» **Aim of the task**
State only how many lines below include the string "detached".

---------- Data extract

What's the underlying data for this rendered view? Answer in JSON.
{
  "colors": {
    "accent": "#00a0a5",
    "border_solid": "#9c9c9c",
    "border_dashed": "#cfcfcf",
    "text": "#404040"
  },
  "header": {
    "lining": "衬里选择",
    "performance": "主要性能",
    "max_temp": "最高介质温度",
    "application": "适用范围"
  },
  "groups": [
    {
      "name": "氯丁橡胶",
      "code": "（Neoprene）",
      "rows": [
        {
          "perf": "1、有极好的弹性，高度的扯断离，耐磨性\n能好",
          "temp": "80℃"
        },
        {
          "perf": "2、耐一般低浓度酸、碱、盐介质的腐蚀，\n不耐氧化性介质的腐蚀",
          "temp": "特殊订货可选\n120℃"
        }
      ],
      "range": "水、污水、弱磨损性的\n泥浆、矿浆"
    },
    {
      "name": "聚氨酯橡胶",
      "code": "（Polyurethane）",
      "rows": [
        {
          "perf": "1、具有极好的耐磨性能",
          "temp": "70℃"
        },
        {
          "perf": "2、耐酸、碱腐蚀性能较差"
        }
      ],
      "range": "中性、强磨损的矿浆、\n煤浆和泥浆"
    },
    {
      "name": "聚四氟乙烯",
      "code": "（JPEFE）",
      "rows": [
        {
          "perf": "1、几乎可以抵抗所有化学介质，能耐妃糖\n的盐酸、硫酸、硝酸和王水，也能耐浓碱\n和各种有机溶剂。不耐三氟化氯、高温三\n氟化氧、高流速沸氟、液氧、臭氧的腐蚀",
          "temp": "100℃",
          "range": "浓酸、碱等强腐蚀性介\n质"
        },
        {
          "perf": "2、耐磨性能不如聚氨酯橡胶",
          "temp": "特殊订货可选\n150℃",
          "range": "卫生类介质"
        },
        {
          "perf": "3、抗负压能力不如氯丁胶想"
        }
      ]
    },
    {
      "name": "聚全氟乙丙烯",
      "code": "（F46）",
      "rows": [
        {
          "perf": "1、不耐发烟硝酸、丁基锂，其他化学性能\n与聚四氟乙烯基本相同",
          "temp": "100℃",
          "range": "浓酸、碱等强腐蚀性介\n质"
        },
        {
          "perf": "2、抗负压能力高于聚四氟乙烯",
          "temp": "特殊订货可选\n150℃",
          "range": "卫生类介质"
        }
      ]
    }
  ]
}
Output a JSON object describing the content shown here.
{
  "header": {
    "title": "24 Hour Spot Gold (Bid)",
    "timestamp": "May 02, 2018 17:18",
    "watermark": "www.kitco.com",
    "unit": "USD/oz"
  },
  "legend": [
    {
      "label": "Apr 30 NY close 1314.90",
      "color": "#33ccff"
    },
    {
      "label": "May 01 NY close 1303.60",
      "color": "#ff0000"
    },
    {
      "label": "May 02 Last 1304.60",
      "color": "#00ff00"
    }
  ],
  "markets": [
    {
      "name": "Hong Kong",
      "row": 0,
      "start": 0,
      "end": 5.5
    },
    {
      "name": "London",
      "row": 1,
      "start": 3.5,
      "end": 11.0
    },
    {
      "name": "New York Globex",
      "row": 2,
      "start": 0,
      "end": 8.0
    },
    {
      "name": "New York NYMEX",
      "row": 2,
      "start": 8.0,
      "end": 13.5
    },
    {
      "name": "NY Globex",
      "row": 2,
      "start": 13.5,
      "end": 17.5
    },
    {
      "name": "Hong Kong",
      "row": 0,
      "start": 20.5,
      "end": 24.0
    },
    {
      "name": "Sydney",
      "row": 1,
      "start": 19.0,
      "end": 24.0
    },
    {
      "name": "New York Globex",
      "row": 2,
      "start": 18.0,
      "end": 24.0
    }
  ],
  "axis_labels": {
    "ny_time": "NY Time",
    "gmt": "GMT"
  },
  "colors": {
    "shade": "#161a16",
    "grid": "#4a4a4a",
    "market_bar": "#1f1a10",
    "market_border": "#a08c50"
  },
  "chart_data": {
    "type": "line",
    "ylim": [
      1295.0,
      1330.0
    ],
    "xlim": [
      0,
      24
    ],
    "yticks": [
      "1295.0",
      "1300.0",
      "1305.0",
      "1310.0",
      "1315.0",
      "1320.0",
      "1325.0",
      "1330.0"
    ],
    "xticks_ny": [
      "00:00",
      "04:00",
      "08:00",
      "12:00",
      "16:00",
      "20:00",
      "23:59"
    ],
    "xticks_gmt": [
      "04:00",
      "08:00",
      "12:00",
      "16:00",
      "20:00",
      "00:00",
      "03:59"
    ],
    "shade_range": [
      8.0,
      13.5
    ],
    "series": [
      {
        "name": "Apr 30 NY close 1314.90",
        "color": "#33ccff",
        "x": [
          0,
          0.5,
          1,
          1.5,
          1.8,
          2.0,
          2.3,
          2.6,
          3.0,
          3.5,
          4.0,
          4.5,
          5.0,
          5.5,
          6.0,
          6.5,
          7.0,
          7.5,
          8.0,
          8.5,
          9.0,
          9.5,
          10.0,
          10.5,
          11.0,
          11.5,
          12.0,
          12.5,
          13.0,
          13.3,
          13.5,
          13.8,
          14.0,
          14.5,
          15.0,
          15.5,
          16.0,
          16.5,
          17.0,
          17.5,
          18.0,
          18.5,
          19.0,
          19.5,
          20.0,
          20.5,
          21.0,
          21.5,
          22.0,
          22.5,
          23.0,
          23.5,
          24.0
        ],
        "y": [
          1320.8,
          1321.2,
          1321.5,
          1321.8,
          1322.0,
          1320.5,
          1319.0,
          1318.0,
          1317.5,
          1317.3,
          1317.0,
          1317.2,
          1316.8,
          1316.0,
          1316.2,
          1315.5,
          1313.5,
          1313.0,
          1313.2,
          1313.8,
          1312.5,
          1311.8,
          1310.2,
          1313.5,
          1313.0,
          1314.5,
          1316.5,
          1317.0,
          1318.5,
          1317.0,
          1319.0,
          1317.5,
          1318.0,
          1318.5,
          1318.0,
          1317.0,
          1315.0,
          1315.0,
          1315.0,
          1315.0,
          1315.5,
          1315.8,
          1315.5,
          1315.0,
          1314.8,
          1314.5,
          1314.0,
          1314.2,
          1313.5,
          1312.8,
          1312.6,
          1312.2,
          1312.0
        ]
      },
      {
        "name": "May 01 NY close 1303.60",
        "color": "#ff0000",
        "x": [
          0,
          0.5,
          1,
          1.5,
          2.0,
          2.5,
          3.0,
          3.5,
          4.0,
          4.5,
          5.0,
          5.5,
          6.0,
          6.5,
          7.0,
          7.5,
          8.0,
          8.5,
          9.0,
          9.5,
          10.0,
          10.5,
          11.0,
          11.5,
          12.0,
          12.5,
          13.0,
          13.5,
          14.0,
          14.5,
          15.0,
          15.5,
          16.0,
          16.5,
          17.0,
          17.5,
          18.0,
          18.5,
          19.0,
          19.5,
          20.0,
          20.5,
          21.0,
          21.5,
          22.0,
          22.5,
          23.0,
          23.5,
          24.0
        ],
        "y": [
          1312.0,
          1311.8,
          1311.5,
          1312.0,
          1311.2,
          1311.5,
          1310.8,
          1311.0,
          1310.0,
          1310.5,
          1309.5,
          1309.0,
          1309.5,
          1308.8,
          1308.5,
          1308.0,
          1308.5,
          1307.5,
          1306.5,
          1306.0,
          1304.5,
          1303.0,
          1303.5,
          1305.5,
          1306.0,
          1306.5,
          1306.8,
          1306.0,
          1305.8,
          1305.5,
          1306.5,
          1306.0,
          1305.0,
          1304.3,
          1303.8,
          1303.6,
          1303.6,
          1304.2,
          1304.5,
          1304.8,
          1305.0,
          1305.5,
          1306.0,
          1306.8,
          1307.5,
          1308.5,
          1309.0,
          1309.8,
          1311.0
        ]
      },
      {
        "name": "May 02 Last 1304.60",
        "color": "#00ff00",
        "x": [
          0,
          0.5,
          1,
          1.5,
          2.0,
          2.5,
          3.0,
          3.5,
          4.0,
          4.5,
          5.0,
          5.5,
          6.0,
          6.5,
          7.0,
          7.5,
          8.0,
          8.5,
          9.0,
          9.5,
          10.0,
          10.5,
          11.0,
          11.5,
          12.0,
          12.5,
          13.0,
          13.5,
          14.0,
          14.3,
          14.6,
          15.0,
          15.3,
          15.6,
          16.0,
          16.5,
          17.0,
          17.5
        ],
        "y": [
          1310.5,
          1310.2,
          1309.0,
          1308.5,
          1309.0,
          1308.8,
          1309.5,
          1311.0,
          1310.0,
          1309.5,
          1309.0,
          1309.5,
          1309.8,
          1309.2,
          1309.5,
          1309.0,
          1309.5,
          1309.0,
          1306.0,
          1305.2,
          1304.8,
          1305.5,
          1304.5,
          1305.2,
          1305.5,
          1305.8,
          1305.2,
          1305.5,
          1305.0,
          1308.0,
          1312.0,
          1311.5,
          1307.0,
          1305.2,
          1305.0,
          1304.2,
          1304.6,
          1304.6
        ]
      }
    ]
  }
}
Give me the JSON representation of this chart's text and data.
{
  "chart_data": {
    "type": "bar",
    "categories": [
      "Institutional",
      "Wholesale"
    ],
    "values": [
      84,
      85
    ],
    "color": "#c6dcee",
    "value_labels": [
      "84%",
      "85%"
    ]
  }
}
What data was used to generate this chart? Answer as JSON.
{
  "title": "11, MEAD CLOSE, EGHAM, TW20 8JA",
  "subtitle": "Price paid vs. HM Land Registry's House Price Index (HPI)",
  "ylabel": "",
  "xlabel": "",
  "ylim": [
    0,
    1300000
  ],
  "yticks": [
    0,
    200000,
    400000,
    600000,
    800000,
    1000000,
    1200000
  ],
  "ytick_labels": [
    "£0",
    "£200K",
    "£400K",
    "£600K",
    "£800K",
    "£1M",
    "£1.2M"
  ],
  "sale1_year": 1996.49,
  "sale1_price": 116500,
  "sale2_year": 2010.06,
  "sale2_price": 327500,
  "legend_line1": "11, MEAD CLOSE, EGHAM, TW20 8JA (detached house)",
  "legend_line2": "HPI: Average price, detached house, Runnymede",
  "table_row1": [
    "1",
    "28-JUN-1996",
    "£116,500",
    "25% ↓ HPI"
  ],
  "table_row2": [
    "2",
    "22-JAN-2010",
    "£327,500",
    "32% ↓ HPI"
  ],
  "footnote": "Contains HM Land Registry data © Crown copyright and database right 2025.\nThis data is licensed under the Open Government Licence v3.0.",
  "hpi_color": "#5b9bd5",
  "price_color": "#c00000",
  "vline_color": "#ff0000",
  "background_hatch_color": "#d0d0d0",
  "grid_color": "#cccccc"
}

--------------------

» **Result of this exercise**
2